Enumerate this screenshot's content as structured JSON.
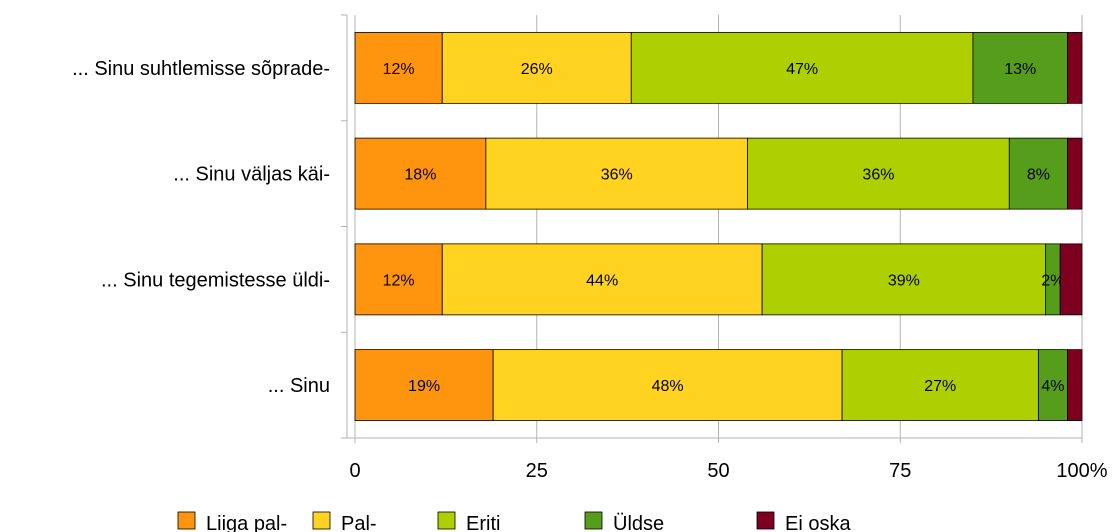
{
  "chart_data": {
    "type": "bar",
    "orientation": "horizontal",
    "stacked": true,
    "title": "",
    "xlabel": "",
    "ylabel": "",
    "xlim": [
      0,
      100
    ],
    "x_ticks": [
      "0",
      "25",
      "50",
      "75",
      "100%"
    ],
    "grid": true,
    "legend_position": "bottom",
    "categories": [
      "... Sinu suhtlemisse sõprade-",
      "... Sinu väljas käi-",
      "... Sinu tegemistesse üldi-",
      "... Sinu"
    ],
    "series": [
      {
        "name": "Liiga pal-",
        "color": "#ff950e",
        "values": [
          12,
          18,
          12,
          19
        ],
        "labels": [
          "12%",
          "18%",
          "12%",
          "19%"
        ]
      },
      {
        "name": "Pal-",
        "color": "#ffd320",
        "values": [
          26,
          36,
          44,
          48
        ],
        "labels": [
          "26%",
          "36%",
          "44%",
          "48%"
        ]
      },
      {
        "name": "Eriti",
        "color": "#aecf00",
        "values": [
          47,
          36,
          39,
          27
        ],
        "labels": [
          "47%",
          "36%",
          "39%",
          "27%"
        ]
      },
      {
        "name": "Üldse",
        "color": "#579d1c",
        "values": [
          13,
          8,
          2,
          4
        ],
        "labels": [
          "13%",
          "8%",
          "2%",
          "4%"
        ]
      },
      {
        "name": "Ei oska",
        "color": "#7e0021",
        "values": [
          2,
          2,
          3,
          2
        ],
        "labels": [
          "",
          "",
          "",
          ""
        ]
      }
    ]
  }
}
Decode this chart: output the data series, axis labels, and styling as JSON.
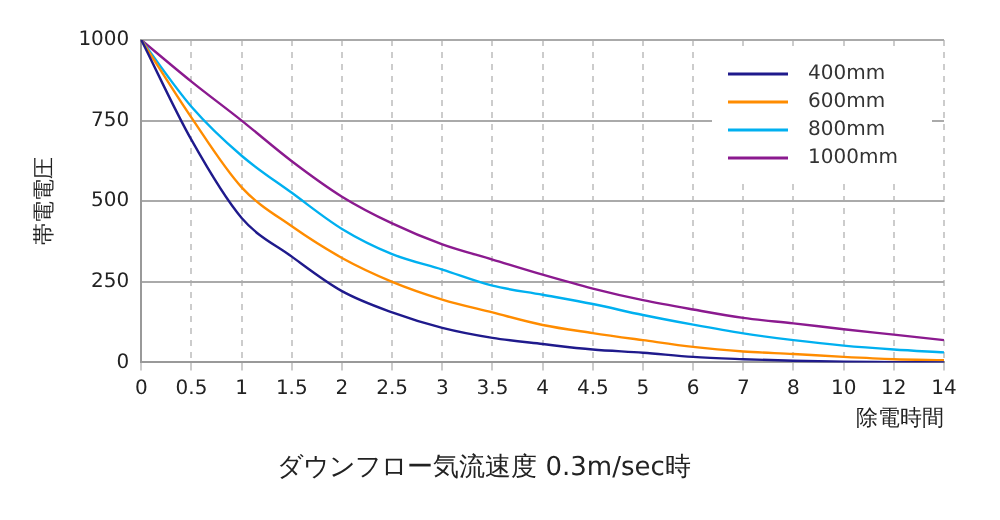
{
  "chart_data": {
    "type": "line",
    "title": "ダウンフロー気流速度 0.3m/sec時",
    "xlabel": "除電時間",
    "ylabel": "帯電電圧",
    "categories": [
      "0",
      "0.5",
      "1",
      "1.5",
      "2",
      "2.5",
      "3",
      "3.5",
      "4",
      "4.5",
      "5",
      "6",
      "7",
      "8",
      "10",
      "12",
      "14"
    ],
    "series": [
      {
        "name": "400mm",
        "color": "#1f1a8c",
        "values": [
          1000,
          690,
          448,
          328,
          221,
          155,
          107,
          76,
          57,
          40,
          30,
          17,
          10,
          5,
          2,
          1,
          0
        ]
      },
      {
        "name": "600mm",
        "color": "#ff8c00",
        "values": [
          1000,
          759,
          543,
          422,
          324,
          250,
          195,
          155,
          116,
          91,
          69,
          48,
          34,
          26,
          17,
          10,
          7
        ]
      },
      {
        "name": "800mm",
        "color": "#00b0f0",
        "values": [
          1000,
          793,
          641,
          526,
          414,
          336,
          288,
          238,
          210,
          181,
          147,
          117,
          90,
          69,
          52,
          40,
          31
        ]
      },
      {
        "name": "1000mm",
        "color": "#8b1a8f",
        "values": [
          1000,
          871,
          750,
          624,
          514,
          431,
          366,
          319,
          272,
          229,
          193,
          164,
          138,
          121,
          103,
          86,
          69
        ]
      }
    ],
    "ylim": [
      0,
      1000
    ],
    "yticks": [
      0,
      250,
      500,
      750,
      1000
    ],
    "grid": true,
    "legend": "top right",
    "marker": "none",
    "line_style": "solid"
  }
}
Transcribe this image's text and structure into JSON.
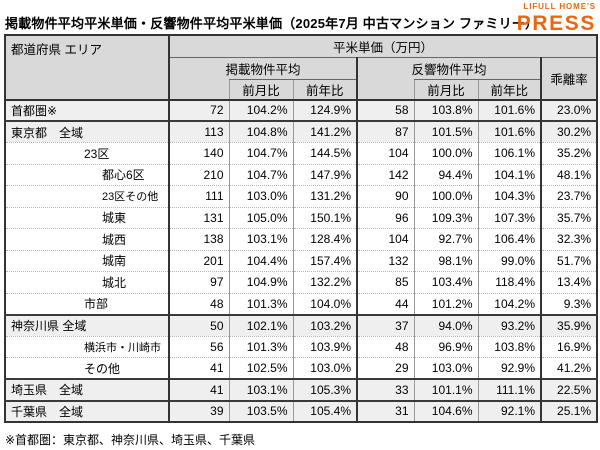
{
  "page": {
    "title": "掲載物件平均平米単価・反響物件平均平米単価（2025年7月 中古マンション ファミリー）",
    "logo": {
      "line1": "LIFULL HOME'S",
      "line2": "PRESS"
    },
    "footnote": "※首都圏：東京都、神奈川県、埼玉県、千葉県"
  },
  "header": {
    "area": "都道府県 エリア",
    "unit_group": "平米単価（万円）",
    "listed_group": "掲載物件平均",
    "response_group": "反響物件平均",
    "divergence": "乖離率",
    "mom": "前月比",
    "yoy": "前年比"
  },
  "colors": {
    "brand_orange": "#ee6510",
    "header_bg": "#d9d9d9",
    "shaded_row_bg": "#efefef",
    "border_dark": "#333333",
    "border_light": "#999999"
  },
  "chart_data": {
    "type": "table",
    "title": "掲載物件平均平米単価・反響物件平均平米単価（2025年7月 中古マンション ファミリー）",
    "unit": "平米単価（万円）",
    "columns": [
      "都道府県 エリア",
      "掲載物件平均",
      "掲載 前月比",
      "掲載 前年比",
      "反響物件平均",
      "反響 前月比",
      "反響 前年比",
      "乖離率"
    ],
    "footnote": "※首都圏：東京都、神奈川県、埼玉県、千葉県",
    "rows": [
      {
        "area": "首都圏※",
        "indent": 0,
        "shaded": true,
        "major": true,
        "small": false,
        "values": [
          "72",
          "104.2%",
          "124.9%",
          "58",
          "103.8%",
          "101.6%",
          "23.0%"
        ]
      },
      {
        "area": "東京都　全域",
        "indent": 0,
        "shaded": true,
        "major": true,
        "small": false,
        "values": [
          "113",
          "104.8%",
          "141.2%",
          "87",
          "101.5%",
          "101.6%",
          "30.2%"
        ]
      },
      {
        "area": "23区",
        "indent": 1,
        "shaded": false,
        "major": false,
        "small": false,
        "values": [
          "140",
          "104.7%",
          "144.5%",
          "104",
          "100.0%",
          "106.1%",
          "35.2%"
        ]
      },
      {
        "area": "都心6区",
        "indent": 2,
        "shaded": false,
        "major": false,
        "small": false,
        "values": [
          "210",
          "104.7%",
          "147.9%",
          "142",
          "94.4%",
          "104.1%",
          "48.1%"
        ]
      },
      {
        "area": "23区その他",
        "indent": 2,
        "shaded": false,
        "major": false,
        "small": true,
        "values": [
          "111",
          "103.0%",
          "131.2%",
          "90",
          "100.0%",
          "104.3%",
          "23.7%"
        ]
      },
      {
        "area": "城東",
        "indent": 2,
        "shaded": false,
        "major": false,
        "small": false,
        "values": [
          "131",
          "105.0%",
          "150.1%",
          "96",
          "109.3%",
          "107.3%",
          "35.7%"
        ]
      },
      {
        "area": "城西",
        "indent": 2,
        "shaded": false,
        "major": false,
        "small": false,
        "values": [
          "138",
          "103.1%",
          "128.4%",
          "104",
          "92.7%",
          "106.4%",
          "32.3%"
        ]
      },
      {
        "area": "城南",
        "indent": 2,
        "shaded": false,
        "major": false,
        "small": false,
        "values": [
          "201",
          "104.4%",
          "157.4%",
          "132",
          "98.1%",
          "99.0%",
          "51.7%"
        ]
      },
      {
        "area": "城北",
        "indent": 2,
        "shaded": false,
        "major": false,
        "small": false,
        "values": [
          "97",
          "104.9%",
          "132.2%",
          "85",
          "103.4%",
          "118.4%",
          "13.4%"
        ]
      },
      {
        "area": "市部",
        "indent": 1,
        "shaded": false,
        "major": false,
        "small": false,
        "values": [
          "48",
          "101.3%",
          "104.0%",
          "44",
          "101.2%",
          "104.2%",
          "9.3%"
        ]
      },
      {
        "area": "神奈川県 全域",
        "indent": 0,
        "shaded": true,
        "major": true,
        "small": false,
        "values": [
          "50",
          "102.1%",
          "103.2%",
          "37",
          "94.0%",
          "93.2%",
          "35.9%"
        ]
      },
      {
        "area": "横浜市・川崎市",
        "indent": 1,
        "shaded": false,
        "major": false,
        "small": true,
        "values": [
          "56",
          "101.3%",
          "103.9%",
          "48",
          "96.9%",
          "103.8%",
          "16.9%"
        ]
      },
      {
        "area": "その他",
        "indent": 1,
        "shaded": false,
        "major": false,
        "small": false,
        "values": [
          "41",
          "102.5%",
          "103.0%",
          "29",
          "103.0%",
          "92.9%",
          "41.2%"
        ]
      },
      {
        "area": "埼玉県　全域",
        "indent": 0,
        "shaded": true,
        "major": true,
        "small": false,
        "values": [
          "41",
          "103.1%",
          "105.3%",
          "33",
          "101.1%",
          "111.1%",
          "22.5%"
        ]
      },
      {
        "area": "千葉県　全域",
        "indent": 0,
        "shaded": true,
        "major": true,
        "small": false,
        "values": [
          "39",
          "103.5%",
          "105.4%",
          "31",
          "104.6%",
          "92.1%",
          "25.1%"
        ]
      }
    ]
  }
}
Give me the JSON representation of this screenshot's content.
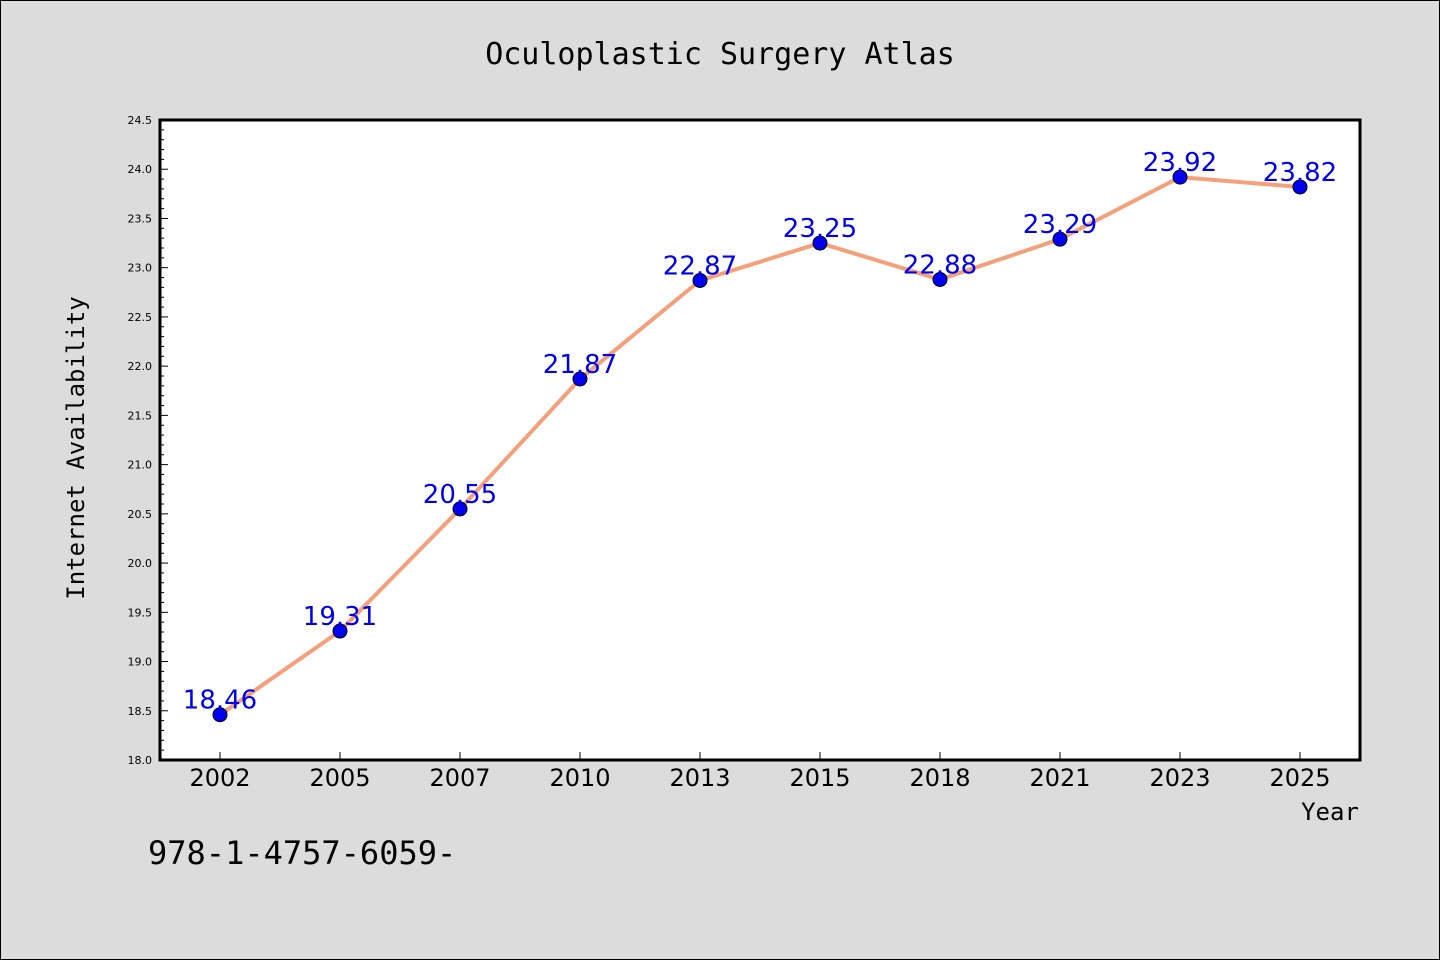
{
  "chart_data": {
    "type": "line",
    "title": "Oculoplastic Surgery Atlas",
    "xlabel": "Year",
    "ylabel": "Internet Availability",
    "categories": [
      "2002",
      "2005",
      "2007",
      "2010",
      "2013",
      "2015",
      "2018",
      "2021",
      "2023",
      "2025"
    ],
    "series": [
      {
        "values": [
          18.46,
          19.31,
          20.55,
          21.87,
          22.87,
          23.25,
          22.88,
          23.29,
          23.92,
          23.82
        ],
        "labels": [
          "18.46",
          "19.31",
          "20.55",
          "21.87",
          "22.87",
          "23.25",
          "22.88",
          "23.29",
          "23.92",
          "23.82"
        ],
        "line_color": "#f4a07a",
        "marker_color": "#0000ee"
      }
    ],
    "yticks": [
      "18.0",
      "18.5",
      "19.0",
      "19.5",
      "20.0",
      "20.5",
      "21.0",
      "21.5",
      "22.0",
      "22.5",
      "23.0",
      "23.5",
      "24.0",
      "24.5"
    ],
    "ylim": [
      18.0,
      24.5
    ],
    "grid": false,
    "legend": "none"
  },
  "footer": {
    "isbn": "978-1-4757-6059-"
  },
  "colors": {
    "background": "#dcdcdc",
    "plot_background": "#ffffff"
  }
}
__________
### THE REQUEST
Pull out each line holding the string "title".

### RIGHT ANSWER
    "title": "",
    "title": "ダウンフロー気流速度 0.3m/sec時",
    "title": "掲載物件平均平米単価・反響物件平均平米単価（2025年7月 中古マンション ファミリー）",
    "title": "掲載物件平均平米単価・反響物件平均平米単価（2025年7月 中古マンション ファミリー）",
    "title": "Oculoplastic Surgery Atlas",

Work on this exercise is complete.